# [TASK INSTRUCTIONS]
1) Answer these questions using the excerpt about Lady A:
(a) In which city, and in what year, was the group formed?
(b) Whose daughter is Hillary Scott?
(c) How many weeks did "Need You Now" spend at number one?
2) Copy the passage of the Lady A excerpt from "Lady A, known" to "than 20 years." without changing a word.

------ EXCERPT TO READ ------

Background information
- Also known as: Lady Antebellum (2006–2020)
- Origin: Nashville, Tennessee, U.S.
- Genres: Country; country pop;
- Years active: 2006–present
- Labels: Capitol Nashville; Big Machine;
- Members: Dave Haywood; Charles Kelley; Hillary Scott;
- Website: www.ladyamusic.com

= Lady A =

American country music group

Lady A, known until 2020 as Lady Antebellum, is an American country music group formed in Nashville, Tennessee, in 2006. The group is composed of Hillary Scott (lead and backing vocals), Charles Kelley (lead and backing vocals), and Dave Haywood (backing vocals, guitar, piano, mandolin). Scott is the daughter of country music singer Linda Davis, and Kelley is the brother of pop singer Josh Kelley. The band abbreviated the name to "Lady A" in June 2020 during the George Floyd protests in an attempt to blunt the name's associations with slavery and the Antebellum South, inadvertently causing a dispute with Black blues and gospel singer Anita White, who had been using the name Lady A for more than 20 years.

The group made its debut in 2007 as guest vocalists on Jim Brickman's single "Never Alone", before signing to Capitol Nashville. Lady A has released six albums for Capitol: Lady Antebellum, Need You Now, Own the Night, Golden, 747, Heart Break, plus one Christmas album (On This Winter's Night), and one for Nashville Harbor Records & Entertainment: Ocean. The first three albums are certified platinum or higher by the Recording Industry Association of America (RIAA). The albums have produced sixteen singles on the Hot Country Songs and Country Airplay charts, of which nine have reached number one. The longest-lasting number one single is "Need You Now", which spent five weeks at that position in 2009; both that song and 2011's "Just a Kiss" reached number one on the Adult Contemporary charts.

------ THE DATA ------

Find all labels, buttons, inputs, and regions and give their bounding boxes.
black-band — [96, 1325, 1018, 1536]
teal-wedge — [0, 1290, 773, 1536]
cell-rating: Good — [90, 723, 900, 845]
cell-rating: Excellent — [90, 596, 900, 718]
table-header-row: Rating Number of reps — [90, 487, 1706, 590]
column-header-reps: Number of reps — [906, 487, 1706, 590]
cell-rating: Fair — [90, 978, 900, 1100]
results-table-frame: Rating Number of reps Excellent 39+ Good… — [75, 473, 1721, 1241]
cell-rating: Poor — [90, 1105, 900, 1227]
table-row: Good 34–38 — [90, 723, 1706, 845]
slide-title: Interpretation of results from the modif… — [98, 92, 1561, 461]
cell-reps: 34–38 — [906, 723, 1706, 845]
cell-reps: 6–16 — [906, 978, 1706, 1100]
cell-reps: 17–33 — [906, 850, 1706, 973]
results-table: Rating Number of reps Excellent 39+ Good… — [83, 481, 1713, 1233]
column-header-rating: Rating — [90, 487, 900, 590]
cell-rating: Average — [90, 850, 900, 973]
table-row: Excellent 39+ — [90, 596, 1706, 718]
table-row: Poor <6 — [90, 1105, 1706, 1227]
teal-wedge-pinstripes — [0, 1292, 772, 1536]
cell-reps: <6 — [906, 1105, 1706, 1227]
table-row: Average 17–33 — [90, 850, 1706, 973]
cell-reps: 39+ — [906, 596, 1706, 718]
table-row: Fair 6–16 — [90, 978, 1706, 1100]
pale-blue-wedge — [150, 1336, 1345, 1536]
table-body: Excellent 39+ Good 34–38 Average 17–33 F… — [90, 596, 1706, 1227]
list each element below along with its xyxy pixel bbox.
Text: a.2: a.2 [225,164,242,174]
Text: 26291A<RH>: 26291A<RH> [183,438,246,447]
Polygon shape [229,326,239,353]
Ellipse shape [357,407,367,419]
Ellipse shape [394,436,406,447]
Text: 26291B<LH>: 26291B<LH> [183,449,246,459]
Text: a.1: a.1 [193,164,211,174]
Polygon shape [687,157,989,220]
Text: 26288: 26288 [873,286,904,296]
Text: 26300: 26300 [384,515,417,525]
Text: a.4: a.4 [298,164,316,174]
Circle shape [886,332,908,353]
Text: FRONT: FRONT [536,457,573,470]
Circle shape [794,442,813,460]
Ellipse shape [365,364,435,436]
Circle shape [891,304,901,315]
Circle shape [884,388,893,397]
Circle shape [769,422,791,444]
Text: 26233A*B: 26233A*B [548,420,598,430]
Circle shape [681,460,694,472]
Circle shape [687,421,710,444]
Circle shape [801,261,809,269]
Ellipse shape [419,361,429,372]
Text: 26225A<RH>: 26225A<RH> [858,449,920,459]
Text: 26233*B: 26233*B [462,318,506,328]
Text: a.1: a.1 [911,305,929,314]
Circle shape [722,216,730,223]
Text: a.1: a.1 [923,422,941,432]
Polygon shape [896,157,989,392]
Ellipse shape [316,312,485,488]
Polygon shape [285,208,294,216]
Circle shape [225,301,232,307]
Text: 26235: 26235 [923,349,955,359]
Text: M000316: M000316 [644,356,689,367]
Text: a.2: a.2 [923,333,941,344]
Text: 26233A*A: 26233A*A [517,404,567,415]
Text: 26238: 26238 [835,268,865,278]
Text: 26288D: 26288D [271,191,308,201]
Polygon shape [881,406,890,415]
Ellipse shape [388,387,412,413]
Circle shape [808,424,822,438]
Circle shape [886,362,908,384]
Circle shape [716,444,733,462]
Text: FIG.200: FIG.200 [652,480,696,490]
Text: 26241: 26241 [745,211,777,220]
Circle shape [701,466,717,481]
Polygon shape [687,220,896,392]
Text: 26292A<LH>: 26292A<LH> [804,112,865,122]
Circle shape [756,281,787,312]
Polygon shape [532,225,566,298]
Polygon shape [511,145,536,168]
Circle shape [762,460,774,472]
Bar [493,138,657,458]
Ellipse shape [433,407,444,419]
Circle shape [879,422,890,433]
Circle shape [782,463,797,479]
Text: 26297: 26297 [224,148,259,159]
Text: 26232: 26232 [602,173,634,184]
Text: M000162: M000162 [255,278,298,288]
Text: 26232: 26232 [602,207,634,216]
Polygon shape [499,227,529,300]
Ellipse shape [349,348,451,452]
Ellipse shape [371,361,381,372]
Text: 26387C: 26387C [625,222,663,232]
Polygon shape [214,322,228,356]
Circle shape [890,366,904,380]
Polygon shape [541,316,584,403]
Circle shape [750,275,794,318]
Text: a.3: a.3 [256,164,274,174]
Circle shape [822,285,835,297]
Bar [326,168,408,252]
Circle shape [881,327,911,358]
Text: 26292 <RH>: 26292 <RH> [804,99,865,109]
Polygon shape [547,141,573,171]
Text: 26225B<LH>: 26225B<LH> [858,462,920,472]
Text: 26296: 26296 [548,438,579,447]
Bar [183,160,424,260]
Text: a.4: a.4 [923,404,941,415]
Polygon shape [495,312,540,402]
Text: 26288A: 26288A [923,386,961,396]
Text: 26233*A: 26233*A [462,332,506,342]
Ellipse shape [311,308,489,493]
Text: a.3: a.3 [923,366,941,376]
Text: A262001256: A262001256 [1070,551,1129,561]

------

# [TASK RESPONSES]
1)
(a) Nashville, Tennessee, in 2006
(b) Country music singer Linda Davis
(c) Five weeks

2)
Lady A, known until 2020 as Lady Antebellum, is an American country music group formed in Nashville, Tennessee, in 2006. The group is composed of Hillary Scott (lead and backing vocals), Charles Kelley (lead and backing vocals), and Dave Haywood (backing vocals, guitar, piano, mandolin). Scott is the daughter of country music singer Linda Davis, and Kelley is the brother of pop singer Josh Kelley. The band abbreviated the name to "Lady A" in June 2020 during the George Floyd protests in an attempt to blunt the name's associations with slavery and the Antebellum South, inadvertently causing a dispute with Black blues and gospel singer Anita White, who had been using the name Lady A for more than 20 years.